### What is asked
Provide the number of lines where the word "speakers" occurs, and no other text.

--- start Input rows ---

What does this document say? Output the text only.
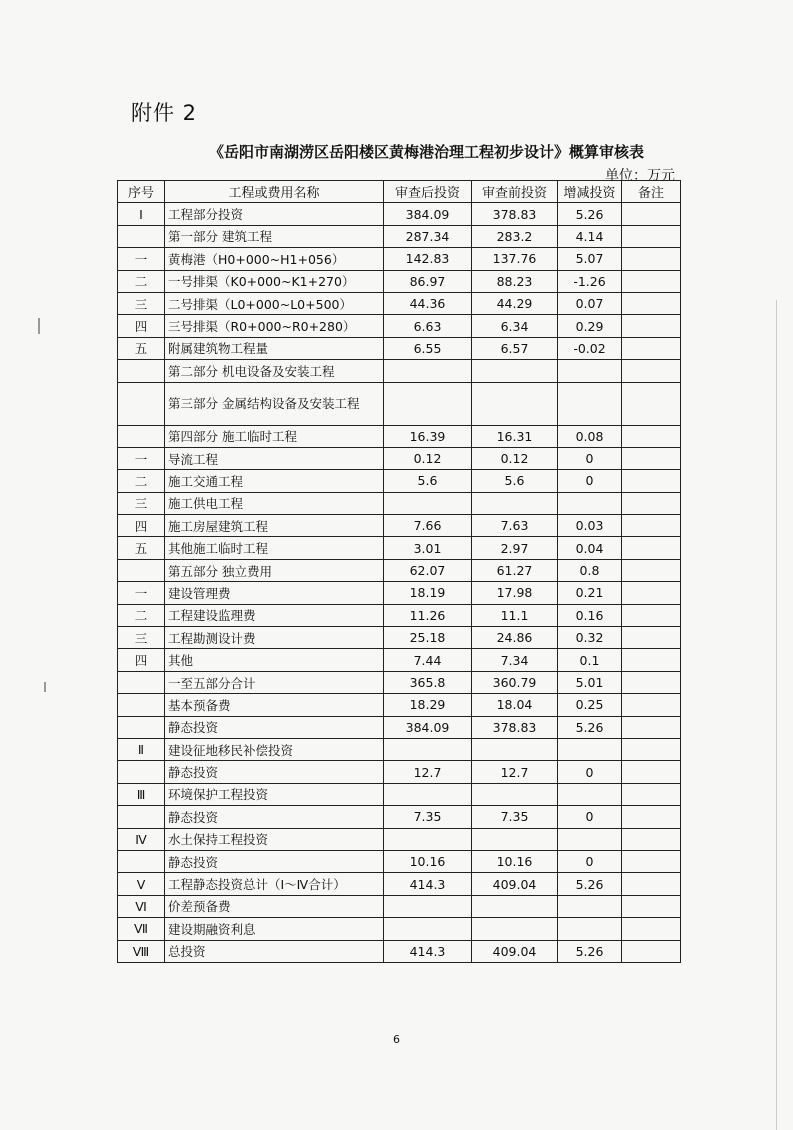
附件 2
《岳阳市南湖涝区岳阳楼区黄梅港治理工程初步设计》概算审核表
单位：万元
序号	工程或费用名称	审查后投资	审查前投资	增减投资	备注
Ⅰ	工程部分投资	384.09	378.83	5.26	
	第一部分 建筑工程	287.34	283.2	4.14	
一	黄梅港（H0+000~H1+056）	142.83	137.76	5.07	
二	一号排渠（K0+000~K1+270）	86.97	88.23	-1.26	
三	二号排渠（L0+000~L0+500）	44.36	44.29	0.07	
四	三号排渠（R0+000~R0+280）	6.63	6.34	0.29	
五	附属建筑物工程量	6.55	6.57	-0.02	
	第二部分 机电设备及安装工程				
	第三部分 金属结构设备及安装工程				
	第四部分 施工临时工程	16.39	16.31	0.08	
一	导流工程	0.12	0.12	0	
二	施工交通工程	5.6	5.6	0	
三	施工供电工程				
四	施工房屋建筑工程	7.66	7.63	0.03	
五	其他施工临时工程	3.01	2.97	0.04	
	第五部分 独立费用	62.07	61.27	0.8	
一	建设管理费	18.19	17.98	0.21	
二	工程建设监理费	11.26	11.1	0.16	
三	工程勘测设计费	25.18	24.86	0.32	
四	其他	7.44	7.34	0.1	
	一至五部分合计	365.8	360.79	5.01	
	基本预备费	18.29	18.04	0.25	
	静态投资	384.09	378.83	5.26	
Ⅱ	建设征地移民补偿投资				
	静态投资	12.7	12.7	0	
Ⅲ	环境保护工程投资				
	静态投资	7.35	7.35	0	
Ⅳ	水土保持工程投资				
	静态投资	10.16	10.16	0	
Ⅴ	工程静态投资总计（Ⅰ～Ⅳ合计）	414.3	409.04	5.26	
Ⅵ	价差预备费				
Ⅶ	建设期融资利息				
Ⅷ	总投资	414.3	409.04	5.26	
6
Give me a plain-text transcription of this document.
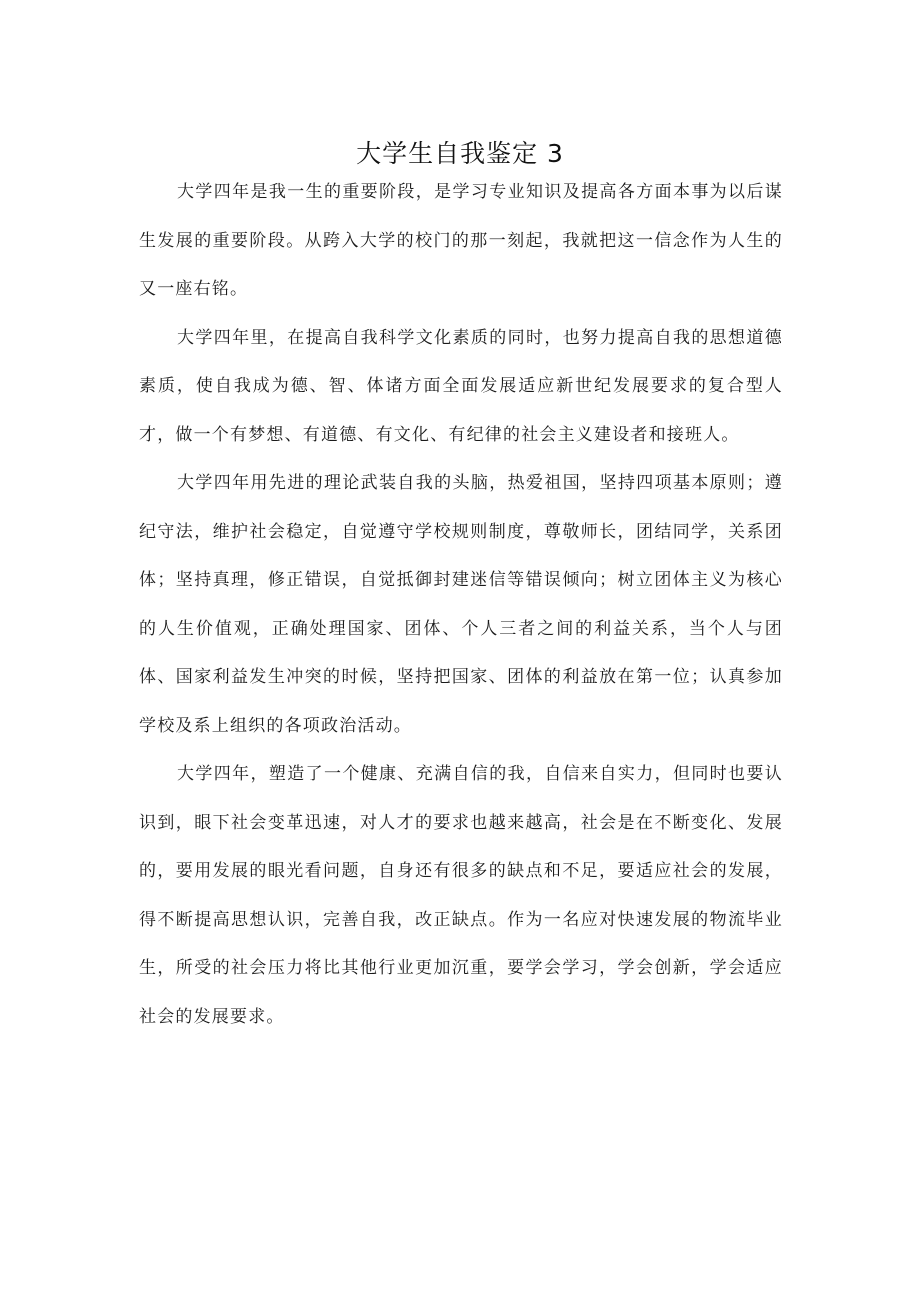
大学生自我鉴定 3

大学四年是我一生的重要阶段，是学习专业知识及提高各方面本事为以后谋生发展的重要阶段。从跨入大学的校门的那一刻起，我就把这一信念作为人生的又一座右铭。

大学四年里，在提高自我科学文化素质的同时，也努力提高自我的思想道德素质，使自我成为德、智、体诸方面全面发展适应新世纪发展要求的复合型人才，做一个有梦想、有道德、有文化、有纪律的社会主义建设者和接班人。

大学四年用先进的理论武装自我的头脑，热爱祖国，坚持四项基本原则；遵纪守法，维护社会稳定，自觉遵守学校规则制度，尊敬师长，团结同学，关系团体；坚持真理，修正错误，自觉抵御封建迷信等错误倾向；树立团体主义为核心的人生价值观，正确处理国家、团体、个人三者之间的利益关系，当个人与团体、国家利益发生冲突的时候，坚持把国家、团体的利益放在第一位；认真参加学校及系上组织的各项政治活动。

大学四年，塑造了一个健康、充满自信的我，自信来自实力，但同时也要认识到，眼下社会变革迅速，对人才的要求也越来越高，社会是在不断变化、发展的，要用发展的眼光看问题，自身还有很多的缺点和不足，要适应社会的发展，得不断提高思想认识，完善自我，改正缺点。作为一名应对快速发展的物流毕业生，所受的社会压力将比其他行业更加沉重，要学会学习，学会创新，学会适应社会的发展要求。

--- end Input rows ---
--- start Input rows ---

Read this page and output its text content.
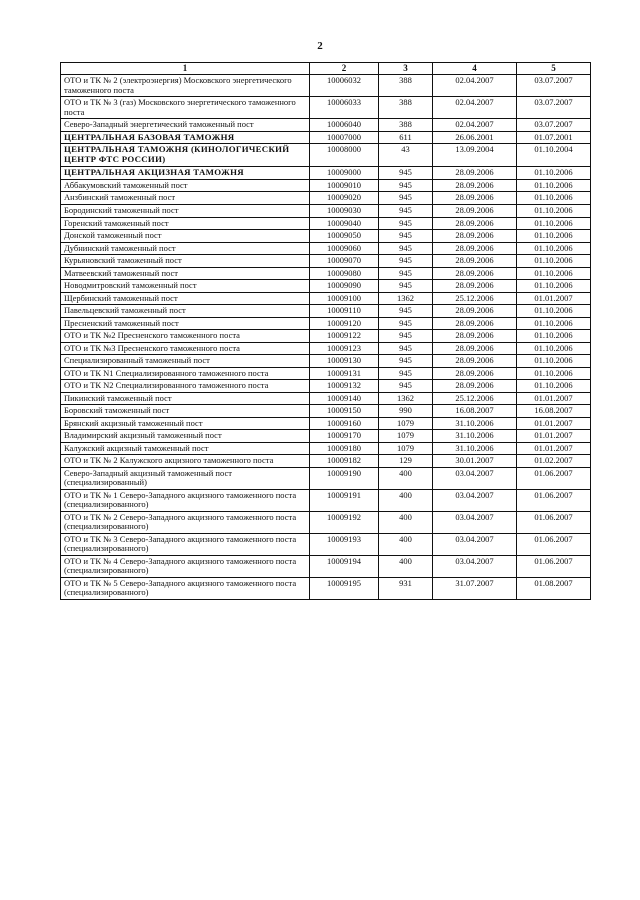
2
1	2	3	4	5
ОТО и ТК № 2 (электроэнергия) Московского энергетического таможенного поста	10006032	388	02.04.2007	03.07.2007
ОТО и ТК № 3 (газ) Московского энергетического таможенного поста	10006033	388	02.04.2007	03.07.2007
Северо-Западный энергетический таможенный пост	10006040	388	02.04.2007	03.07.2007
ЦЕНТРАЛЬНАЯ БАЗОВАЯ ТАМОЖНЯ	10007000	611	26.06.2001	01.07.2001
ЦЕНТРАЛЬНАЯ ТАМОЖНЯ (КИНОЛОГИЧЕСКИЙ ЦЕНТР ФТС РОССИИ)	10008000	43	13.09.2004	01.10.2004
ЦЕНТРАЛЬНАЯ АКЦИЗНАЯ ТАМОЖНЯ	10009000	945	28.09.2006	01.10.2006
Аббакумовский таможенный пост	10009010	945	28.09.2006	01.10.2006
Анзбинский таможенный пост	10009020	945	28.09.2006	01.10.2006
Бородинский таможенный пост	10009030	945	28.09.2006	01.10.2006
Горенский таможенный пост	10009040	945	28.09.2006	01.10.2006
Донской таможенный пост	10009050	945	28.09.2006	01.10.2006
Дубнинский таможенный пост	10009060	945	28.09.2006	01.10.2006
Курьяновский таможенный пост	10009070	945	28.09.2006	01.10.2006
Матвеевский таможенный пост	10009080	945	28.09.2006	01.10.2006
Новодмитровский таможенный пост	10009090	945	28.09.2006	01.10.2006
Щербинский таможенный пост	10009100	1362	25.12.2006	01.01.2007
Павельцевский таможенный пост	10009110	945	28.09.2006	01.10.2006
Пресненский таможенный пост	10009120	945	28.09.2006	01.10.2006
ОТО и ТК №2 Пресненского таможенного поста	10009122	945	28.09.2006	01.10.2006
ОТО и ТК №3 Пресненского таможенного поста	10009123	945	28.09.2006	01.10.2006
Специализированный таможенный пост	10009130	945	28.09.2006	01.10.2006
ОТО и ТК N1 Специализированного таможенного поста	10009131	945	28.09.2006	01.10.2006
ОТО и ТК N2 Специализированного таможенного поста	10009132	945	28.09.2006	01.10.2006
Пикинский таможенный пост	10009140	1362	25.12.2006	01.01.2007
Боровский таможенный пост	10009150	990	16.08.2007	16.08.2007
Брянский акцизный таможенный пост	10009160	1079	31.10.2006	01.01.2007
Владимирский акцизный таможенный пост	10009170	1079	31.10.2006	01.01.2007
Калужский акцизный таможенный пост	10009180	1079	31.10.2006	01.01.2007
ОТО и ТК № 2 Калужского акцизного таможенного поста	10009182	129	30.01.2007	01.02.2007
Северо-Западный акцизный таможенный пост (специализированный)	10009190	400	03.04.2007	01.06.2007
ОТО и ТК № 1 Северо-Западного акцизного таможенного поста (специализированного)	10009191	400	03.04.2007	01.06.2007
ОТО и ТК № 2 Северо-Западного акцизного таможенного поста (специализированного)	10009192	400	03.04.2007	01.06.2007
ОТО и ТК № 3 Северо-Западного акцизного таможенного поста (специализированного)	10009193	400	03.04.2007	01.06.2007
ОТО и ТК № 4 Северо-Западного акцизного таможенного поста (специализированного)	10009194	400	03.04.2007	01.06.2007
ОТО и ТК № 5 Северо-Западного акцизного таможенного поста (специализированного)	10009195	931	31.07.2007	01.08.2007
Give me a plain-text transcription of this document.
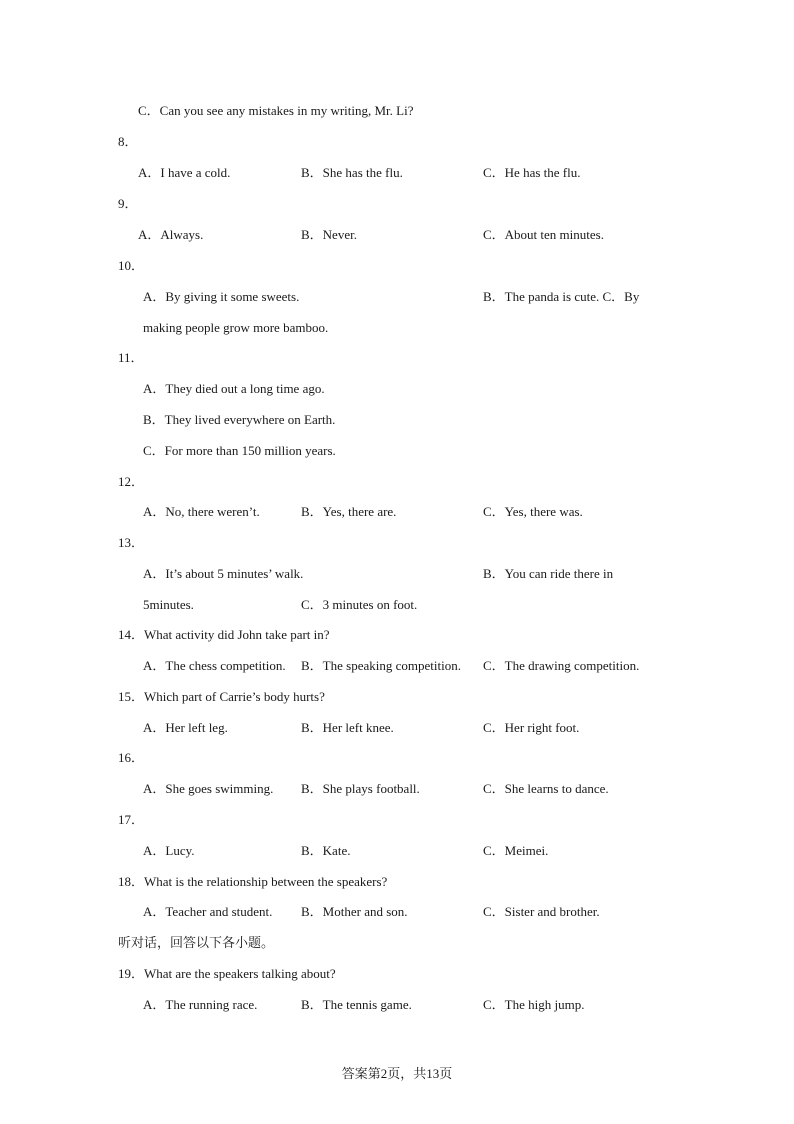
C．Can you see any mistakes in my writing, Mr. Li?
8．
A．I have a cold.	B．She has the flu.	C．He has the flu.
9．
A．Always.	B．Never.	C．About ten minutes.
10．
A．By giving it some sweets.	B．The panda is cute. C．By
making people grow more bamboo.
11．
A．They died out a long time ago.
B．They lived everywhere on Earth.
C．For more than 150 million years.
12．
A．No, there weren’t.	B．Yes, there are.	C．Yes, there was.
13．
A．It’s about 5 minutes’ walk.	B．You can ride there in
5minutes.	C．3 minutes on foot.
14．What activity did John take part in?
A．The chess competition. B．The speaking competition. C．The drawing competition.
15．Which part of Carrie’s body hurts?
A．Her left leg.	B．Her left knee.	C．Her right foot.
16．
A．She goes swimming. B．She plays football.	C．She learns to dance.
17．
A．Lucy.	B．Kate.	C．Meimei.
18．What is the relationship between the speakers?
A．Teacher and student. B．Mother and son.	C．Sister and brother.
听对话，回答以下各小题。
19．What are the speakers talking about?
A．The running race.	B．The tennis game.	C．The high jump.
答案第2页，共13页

--- end Input rows ---
--- start Input rows ---

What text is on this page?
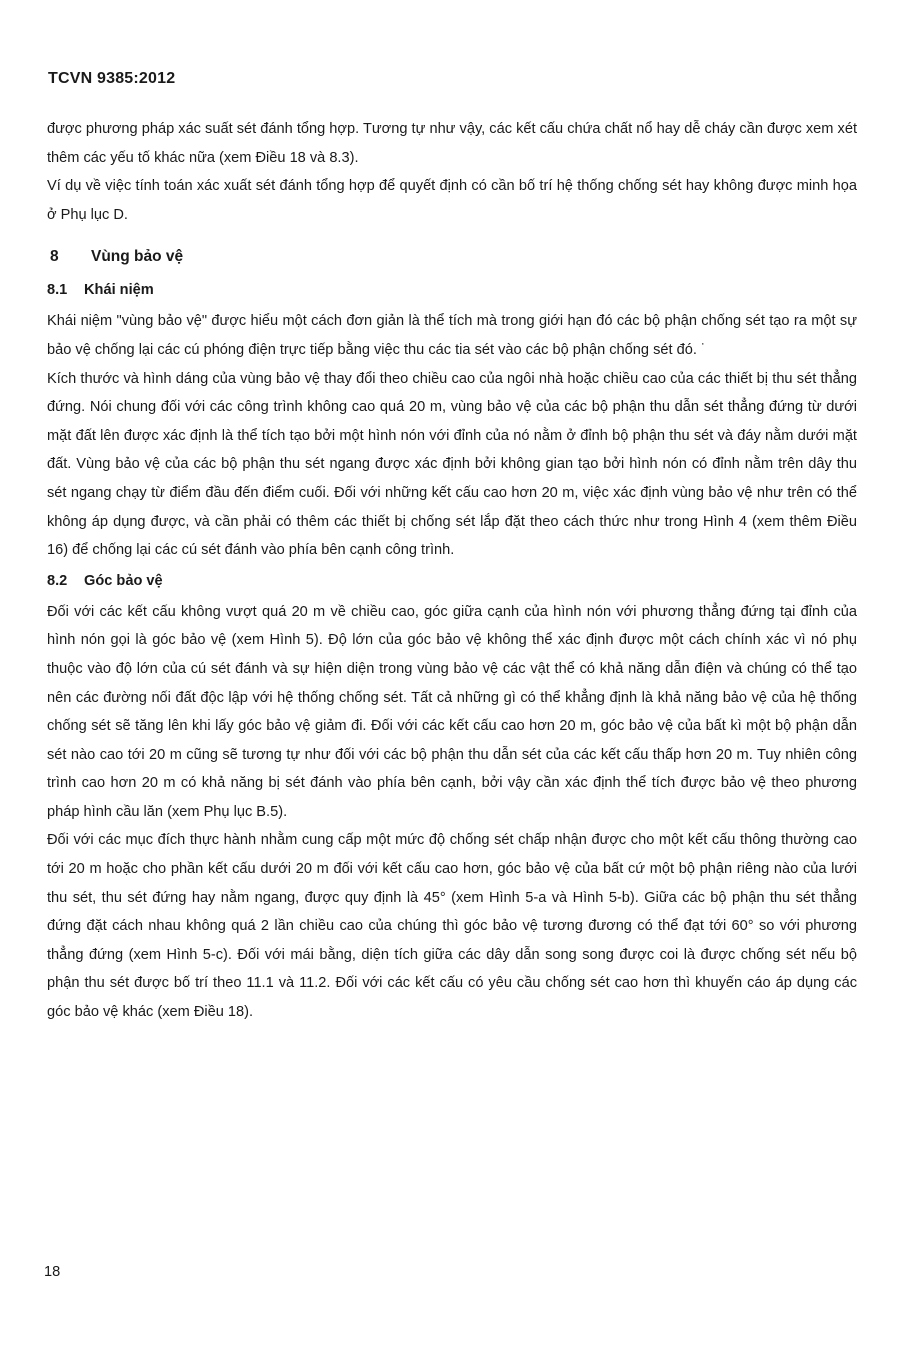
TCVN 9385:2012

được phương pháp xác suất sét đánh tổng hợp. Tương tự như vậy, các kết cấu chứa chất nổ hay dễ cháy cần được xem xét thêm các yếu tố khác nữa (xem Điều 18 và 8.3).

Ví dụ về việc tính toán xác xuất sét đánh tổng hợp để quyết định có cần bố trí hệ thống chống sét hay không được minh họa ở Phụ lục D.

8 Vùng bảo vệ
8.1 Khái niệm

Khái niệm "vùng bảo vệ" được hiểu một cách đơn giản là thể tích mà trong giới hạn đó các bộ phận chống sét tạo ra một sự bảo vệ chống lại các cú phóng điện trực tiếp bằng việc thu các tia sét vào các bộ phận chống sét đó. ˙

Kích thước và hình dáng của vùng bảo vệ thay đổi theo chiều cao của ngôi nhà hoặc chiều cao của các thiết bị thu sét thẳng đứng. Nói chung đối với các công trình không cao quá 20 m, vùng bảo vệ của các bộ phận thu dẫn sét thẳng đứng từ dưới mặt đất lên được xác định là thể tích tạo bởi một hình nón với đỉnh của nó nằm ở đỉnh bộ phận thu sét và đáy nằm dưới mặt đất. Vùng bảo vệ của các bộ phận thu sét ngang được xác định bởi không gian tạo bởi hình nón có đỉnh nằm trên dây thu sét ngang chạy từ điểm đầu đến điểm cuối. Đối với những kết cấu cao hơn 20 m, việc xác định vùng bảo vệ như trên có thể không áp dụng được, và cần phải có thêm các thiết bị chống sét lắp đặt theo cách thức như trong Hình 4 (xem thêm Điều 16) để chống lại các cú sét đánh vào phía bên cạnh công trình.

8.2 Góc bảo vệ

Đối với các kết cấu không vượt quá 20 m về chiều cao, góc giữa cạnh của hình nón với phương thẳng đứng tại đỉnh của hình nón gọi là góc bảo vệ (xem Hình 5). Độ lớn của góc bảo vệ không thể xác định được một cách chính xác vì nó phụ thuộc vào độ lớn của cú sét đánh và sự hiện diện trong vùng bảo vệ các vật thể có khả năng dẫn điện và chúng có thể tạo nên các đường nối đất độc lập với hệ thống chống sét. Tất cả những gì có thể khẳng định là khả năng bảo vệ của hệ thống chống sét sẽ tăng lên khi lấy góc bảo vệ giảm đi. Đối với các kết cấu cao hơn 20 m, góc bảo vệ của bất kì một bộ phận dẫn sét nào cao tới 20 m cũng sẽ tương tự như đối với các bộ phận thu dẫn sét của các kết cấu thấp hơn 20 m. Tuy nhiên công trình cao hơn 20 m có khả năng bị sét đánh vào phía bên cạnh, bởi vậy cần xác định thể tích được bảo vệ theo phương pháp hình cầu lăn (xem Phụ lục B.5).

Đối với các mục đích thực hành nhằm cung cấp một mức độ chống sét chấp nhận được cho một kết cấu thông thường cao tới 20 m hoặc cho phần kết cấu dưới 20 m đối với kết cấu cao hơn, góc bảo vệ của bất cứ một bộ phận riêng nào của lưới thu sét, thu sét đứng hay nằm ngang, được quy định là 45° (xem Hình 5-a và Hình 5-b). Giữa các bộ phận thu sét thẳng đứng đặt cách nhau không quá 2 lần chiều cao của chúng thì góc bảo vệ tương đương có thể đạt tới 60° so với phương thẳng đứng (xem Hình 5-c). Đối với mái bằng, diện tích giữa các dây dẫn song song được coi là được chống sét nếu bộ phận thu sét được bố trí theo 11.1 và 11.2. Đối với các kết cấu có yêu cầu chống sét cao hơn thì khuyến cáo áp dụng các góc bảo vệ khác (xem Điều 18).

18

--- end Input rows ---

### Exercise solution
2